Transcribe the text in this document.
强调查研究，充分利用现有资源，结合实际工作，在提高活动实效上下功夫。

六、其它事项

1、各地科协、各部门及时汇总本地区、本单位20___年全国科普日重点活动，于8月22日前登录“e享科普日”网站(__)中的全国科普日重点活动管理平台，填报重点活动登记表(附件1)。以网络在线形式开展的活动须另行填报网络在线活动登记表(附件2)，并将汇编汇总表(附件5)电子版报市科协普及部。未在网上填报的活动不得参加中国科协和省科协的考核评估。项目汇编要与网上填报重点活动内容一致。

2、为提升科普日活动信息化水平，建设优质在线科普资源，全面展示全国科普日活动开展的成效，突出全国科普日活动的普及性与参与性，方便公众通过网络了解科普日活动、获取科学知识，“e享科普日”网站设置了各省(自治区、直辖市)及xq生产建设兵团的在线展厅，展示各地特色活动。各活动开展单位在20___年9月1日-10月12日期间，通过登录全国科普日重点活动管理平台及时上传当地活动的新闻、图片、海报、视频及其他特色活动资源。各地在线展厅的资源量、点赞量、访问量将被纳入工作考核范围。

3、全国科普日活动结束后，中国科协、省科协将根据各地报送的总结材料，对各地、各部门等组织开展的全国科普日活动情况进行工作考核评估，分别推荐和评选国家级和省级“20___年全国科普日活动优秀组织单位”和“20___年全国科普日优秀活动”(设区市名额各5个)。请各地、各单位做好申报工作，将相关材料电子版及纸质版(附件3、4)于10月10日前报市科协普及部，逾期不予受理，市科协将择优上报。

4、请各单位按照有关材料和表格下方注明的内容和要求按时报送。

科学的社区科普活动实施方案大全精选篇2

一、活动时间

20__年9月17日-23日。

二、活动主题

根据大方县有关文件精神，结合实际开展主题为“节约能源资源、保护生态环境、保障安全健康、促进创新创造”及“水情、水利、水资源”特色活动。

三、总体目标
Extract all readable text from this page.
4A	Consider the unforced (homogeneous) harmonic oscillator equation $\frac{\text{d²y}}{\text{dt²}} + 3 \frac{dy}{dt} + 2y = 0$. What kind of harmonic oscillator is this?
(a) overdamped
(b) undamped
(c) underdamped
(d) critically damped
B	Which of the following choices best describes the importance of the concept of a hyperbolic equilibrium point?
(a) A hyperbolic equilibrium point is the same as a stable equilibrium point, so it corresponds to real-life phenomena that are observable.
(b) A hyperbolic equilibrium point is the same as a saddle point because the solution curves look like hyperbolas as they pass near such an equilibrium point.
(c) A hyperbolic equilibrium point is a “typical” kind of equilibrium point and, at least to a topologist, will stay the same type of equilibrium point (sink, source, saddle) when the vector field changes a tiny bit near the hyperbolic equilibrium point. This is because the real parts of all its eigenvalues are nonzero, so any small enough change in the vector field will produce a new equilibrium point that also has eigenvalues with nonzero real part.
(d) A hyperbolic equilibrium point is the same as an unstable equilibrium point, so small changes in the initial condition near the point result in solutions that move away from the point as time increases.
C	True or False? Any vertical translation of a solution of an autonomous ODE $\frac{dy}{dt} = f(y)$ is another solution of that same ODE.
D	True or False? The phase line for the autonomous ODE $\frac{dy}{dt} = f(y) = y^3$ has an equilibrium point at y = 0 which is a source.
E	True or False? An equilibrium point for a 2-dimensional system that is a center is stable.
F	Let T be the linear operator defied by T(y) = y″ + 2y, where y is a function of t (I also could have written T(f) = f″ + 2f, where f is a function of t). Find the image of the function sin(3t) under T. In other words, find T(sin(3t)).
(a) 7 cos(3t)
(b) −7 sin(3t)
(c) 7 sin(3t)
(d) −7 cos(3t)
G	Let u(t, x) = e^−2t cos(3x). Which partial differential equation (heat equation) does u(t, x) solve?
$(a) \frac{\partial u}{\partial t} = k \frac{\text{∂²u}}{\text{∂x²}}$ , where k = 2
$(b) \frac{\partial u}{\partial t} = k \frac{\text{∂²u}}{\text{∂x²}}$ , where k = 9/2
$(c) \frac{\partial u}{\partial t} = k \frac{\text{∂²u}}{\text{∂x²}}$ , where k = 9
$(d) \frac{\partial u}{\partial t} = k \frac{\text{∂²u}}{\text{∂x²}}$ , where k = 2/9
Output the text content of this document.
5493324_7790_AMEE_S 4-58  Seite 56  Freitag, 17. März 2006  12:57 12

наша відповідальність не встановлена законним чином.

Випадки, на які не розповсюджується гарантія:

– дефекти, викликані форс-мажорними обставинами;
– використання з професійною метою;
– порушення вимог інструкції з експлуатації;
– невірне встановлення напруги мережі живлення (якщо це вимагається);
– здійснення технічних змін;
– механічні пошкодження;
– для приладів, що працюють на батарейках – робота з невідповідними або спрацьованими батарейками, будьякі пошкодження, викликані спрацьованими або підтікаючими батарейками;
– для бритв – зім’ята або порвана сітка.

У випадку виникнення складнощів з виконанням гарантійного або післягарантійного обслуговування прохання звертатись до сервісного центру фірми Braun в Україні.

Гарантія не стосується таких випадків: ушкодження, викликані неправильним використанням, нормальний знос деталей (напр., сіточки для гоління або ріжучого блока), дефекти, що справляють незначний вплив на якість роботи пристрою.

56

- REQUIRED TASK: Here, the records must be output exactly and in full.

- OUTPUT FOR THIS EXERCISE:
Transcribe the text in this document.
强调查研究，充分利用现有资源，结合实际工作，在提高活动实效上下功夫。

六、其它事项

1、各地科协、各部门及时汇总本地区、本单位20___年全国科普日重点活动，于8月22日前登录“e享科普日”网站(__)中的全国科普日重点活动管理平台，填报重点活动登记表(附件1)。以网络在线形式开展的活动须另行填报网络在线活动登记表(附件2)，并将汇编汇总表(附件5)电子版报市科协普及部。未在网上填报的活动不得参加中国科协和省科协的考核评估。项目汇编要与网上填报重点活动内容一致。

2、为提升科普日活动信息化水平，建设优质在线科普资源，全面展示全国科普日活动开展的成效，突出全国科普日活动的普及性与参与性，方便公众通过网络了解科普日活动、获取科学知识，“e享科普日”网站设置了各省(自治区、直辖市)及xq生产建设兵团的在线展厅，展示各地特色活动。各活动开展单位在20___年9月1日-10月12日期间，通过登录全国科普日重点活动管理平台及时上传当地活动的新闻、图片、海报、视频及其他特色活动资源。各地在线展厅的资源量、点赞量、访问量将被纳入工作考核范围。

3、全国科普日活动结束后，中国科协、省科协将根据各地报送的总结材料，对各地、各部门等组织开展的全国科普日活动情况进行工作考核评估，分别推荐和评选国家级和省级“20___年全国科普日活动优秀组织单位”和“20___年全国科普日优秀活动”(设区市名额各5个)。请各地、各单位做好申报工作，将相关材料电子版及纸质版(附件3、4)于10月10日前报市科协普及部，逾期不予受理，市科协将择优上报。

4、请各单位按照有关材料和表格下方注明的内容和要求按时报送。

科学的社区科普活动实施方案大全精选篇2

一、活动时间

20__年9月17日-23日。

二、活动主题

根据大方县有关文件精神，结合实际开展主题为“节约能源资源、保护生态环境、保障安全健康、促进创新创造”及“水情、水利、水资源”特色活动。

三、总体目标
Extract all readable text from this page.
4A	Consider the unforced (homogeneous) harmonic oscillator equation $\frac{\text{d²y}}{\text{dt²}} + 3 \frac{dy}{dt} + 2y = 0$. What kind of harmonic oscillator is this?
(a) overdamped
(b) undamped
(c) underdamped
(d) critically damped
B	Which of the following choices best describes the importance of the concept of a hyperbolic equilibrium point?
(a) A hyperbolic equilibrium point is the same as a stable equilibrium point, so it corresponds to real-life phenomena that are observable.
(b) A hyperbolic equilibrium point is the same as a saddle point because the solution curves look like hyperbolas as they pass near such an equilibrium point.
(c) A hyperbolic equilibrium point is a “typical” kind of equilibrium point and, at least to a topologist, will stay the same type of equilibrium point (sink, source, saddle) when the vector field changes a tiny bit near the hyperbolic equilibrium point. This is because the real parts of all its eigenvalues are nonzero, so any small enough change in the vector field will produce a new equilibrium point that also has eigenvalues with nonzero real part.
(d) A hyperbolic equilibrium point is the same as an unstable equilibrium point, so small changes in the initial condition near the point result in solutions that move away from the point as time increases.
C	True or False? Any vertical translation of a solution of an autonomous ODE $\frac{dy}{dt} = f(y)$ is another solution of that same ODE.
D	True or False? The phase line for the autonomous ODE $\frac{dy}{dt} = f(y) = y^3$ has an equilibrium point at y = 0 which is a source.
E	True or False? An equilibrium point for a 2-dimensional system that is a center is stable.
F	Let T be the linear operator defied by T(y) = y″ + 2y, where y is a function of t (I also could have written T(f) = f″ + 2f, where f is a function of t). Find the image of the function sin(3t) under T. In other words, find T(sin(3t)).
(a) 7 cos(3t)
(b) −7 sin(3t)
(c) 7 sin(3t)
(d) −7 cos(3t)
G	Let u(t, x) = e^−2t cos(3x). Which partial differential equation (heat equation) does u(t, x) solve?
$(a) \frac{\partial u}{\partial t} = k \frac{\text{∂²u}}{\text{∂x²}}$ , where k = 2
$(b) \frac{\partial u}{\partial t} = k \frac{\text{∂²u}}{\text{∂x²}}$ , where k = 9/2
$(c) \frac{\partial u}{\partial t} = k \frac{\text{∂²u}}{\text{∂x²}}$ , where k = 9
$(d) \frac{\partial u}{\partial t} = k \frac{\text{∂²u}}{\text{∂x²}}$ , where k = 2/9
Output the text content of this document.
5493324_7790_AMEE_S 4-58  Seite 56  Freitag, 17. März 2006  12:57 12

наша відповідальність не встановлена законним чином.

Випадки, на які не розповсюджується гарантія:

– дефекти, викликані форс-мажорними обставинами;
– використання з професійною метою;
– порушення вимог інструкції з експлуатації;
– невірне встановлення напруги мережі живлення (якщо це вимагається);
– здійснення технічних змін;
– механічні пошкодження;
– для приладів, що працюють на батарейках – робота з невідповідними або спрацьованими батарейками, будьякі пошкодження, викликані спрацьованими або підтікаючими батарейками;
– для бритв – зім’ята або порвана сітка.

У випадку виникнення складнощів з виконанням гарантійного або післягарантійного обслуговування прохання звертатись до сервісного центру фірми Braun в Україні.

Гарантія не стосується таких випадків: ушкодження, викликані неправильним використанням, нормальний знос деталей (напр., сіточки для гоління або ріжучого блока), дефекти, що справляють незначний вплив на якість роботи пристрою.

56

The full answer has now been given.